EXERCISE GOAL:
Return, character for character, the lines from the one bearing "Decode this chart: output" through the end of the material. Omit everything before that line.

SUPPLIED RECORDS:
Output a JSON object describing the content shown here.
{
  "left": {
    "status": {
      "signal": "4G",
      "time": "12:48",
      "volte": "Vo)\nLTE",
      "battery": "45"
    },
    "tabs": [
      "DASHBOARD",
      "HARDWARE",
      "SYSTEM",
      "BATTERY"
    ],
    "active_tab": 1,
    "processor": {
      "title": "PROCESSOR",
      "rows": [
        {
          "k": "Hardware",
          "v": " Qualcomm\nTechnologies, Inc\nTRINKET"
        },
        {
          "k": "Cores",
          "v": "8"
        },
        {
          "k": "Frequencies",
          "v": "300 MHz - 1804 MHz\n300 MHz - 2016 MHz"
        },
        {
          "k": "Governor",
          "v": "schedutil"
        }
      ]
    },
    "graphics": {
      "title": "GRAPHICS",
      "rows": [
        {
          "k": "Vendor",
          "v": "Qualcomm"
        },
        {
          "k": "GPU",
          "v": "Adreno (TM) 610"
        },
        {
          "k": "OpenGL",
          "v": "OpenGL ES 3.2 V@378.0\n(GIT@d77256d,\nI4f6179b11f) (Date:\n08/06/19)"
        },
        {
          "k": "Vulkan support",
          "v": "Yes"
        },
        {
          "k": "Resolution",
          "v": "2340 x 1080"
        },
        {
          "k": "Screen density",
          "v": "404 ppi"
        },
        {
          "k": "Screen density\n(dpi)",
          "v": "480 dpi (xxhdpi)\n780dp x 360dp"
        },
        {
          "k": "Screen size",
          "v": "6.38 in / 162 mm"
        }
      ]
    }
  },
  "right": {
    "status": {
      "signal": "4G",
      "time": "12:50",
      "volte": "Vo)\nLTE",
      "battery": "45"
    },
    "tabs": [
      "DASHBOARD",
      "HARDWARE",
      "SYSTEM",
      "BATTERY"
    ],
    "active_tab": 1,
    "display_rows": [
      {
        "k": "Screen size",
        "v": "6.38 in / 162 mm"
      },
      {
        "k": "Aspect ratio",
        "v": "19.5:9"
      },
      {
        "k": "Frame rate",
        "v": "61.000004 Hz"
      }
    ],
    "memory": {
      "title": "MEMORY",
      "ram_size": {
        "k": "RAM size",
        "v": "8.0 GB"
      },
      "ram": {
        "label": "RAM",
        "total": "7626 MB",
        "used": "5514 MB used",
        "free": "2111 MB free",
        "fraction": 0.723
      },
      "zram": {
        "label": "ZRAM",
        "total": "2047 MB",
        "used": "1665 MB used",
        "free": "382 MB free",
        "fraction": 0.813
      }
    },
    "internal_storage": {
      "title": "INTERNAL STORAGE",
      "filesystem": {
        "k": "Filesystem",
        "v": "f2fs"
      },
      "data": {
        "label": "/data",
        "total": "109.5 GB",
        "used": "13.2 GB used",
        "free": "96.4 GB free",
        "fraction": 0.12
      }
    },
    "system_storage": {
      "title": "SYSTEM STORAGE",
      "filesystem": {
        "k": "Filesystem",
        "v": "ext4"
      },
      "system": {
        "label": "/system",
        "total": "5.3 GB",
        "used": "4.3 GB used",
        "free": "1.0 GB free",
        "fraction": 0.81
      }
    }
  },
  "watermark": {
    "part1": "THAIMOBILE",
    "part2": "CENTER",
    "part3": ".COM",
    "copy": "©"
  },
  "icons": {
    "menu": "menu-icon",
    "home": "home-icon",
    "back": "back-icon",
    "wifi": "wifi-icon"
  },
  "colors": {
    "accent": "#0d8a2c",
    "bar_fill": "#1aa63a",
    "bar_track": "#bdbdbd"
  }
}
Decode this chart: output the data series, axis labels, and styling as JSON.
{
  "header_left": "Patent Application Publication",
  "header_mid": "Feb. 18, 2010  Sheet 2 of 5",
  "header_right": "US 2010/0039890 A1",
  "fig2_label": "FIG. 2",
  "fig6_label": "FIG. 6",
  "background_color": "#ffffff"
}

ANSWER IN FULL:
Decode this chart: output the data series, axis labels, and styling as JSON.
{
  "header_left": "Patent Application Publication",
  "header_mid": "Feb. 18, 2010  Sheet 2 of 5",
  "header_right": "US 2010/0039890 A1",
  "fig2_label": "FIG. 2",
  "fig6_label": "FIG. 6",
  "background_color": "#ffffff"
}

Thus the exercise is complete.